* _YOUR ASSIGNMENT_
Your task is to retype each line of the data below exactly.

* _DATA SHOWN_
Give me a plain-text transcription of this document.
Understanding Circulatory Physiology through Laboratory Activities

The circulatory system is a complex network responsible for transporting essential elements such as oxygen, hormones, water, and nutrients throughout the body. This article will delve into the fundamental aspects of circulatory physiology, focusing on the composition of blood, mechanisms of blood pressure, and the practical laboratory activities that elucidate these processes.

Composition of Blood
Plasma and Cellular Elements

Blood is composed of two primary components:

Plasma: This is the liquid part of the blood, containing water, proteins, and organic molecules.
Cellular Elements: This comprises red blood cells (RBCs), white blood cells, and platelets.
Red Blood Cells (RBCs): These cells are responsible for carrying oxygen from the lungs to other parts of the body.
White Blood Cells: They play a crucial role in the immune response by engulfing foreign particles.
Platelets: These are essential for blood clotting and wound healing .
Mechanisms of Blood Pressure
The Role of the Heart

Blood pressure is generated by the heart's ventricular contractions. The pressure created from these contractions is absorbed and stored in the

* _YOUR RESPONSE_
Give me a plain-text transcription of this document.
Understanding Circulatory Physiology through Laboratory Activities

The circulatory system is a complex network responsible for transporting essential elements such as oxygen, hormones, water, and nutrients throughout the body. This article will delve into the fundamental aspects of circulatory physiology, focusing on the composition of blood, mechanisms of blood pressure, and the practical laboratory activities that elucidate these processes.

Composition of Blood
Plasma and Cellular Elements

Blood is composed of two primary components:

Plasma: This is the liquid part of the blood, containing water, proteins, and organic molecules.
Cellular Elements: This comprises red blood cells (RBCs), white blood cells, and platelets.
Red Blood Cells (RBCs): These cells are responsible for carrying oxygen from the lungs to other parts of the body.
White Blood Cells: They play a crucial role in the immune response by engulfing foreign particles.
Platelets: These are essential for blood clotting and wound healing .
Mechanisms of Blood Pressure
The Role of the Heart

Blood pressure is generated by the heart's ventricular contractions. The pressure created from these contractions is absorbed and stored in the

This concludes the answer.